Data in this exercise:

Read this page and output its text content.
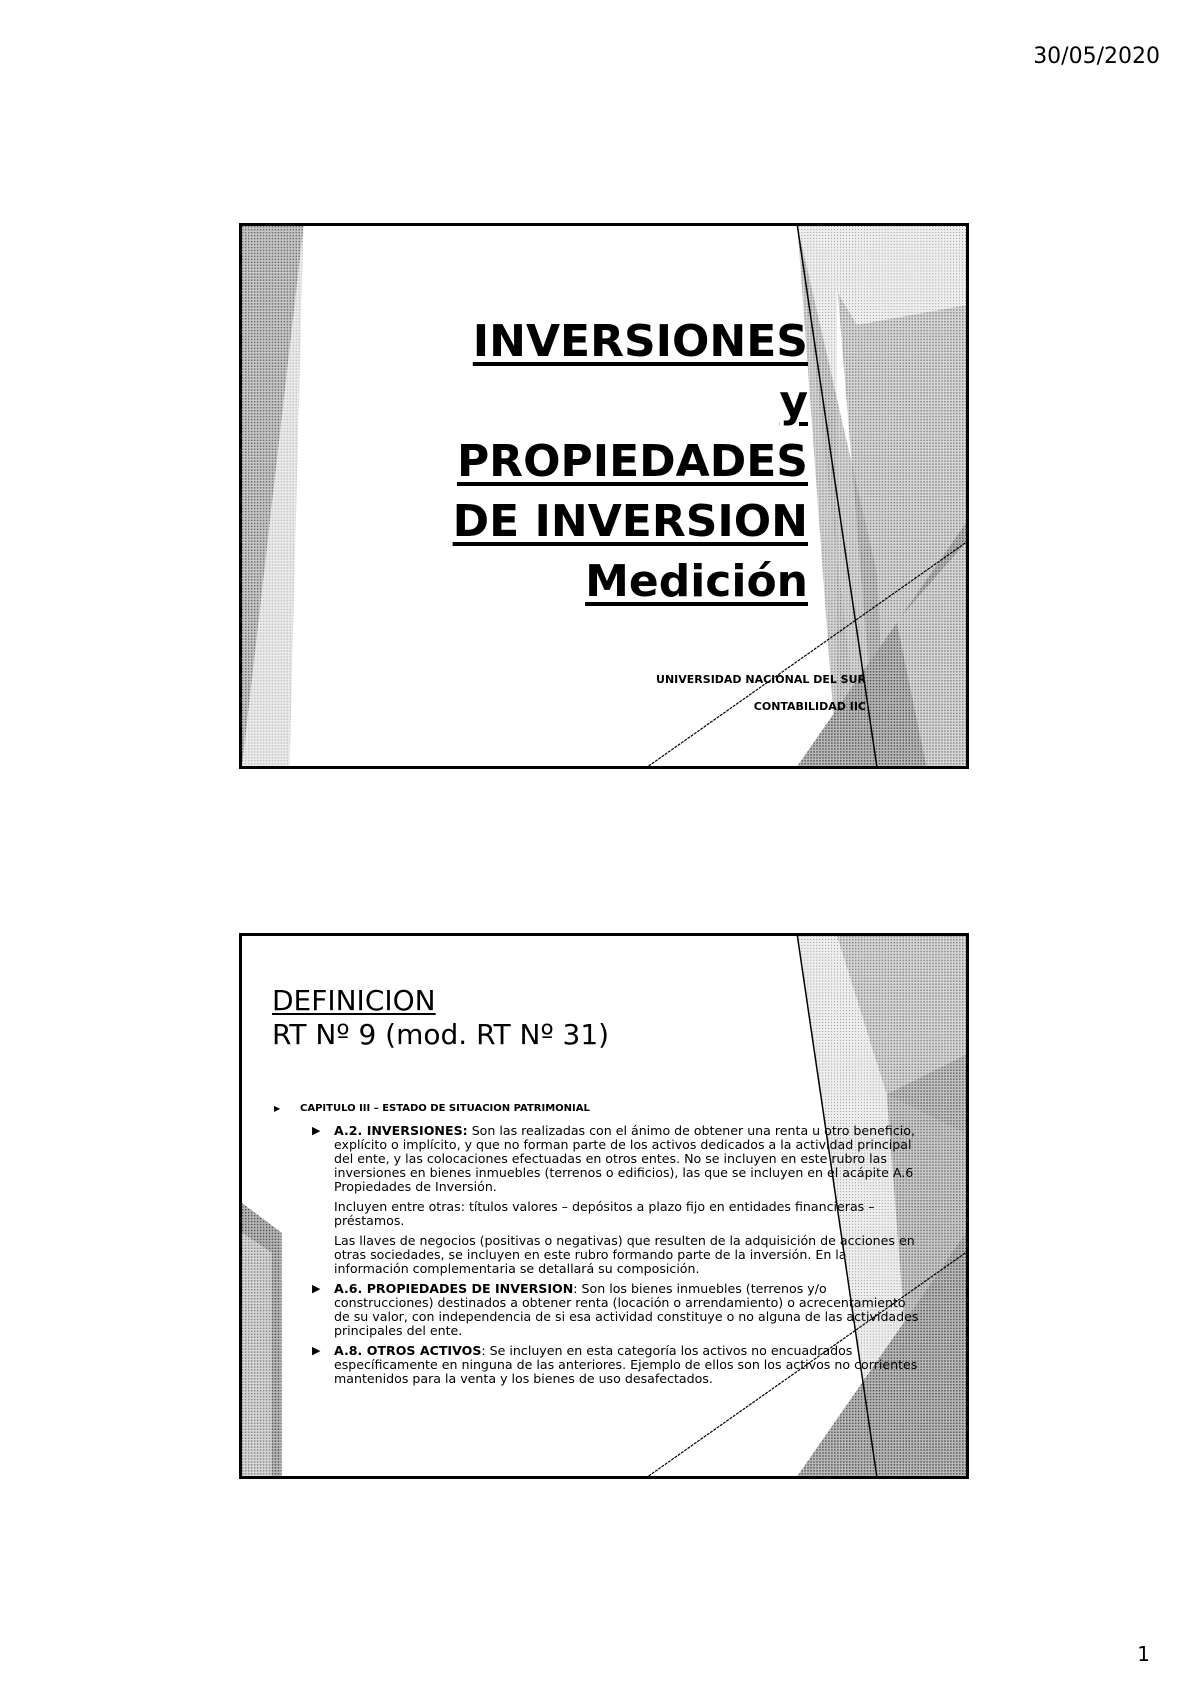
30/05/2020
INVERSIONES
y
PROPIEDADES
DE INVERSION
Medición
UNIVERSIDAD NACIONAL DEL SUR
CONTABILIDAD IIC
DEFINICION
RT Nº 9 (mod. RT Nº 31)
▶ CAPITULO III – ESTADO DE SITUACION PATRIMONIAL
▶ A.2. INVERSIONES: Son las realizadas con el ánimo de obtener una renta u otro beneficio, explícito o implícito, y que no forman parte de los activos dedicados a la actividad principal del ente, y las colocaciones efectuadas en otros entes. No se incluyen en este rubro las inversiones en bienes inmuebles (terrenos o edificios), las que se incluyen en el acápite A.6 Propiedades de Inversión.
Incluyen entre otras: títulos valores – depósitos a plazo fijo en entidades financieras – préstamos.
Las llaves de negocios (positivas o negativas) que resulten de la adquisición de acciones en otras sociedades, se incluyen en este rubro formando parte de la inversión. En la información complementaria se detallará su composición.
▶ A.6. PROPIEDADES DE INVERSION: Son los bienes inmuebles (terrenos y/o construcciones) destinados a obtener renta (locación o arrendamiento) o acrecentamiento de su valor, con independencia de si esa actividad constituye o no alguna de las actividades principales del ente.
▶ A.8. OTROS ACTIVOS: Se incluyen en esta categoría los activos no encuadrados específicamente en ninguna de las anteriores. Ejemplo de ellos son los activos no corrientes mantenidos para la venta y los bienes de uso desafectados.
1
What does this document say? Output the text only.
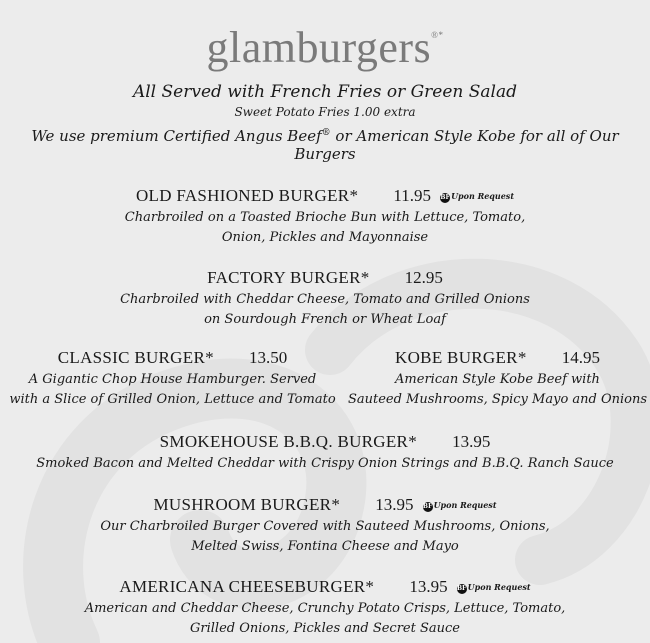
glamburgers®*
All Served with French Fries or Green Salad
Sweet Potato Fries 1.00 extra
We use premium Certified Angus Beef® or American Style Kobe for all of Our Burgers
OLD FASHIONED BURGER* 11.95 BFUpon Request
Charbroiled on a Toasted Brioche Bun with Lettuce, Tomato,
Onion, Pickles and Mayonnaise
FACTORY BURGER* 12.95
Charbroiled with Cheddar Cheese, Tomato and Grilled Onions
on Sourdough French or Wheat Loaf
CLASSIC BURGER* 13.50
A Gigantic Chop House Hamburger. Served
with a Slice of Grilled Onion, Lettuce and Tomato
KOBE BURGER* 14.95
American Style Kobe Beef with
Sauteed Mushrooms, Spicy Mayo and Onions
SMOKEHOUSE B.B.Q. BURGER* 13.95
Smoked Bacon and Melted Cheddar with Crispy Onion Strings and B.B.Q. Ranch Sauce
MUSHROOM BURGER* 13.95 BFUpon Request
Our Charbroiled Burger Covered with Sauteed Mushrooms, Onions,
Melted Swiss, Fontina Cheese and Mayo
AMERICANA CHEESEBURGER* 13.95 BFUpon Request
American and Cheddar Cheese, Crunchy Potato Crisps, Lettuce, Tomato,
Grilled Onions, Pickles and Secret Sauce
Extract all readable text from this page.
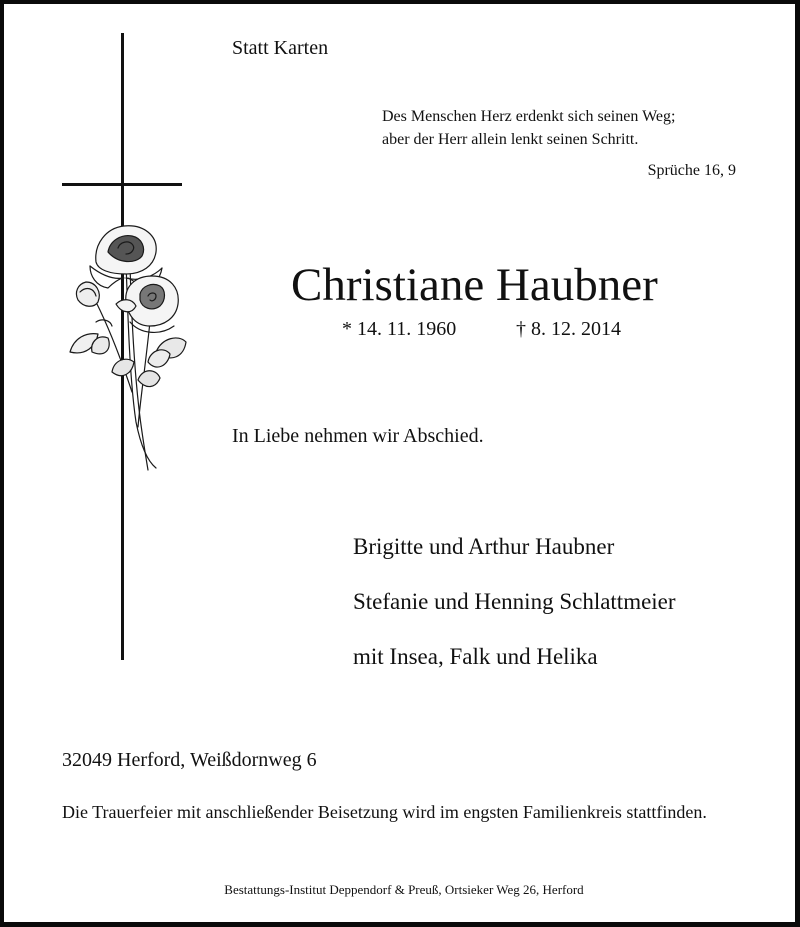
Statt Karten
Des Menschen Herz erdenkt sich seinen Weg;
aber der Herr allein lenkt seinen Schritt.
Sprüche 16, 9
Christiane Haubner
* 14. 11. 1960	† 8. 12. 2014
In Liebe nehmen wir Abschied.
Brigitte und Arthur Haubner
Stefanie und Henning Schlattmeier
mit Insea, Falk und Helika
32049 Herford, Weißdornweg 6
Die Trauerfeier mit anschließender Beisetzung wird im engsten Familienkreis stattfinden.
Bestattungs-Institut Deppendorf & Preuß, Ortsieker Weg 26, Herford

Task to complete: Gather up, from the records above, each line where the word "INVERSIONES" appears.

Solved problem:
INVERSIONES
▶ A.2. INVERSIONES: Son las realizadas con el ánimo de obtener una renta u otro beneficio, explícito o implícito, y que no forman parte de los activos dedicados a la actividad principal del ente, y las colocaciones efectuadas en otros entes. No se incluyen en este rubro las inversiones en bienes inmuebles (terrenos o edificios), las que se incluyen en el acápite A.6 Propiedades de Inversión.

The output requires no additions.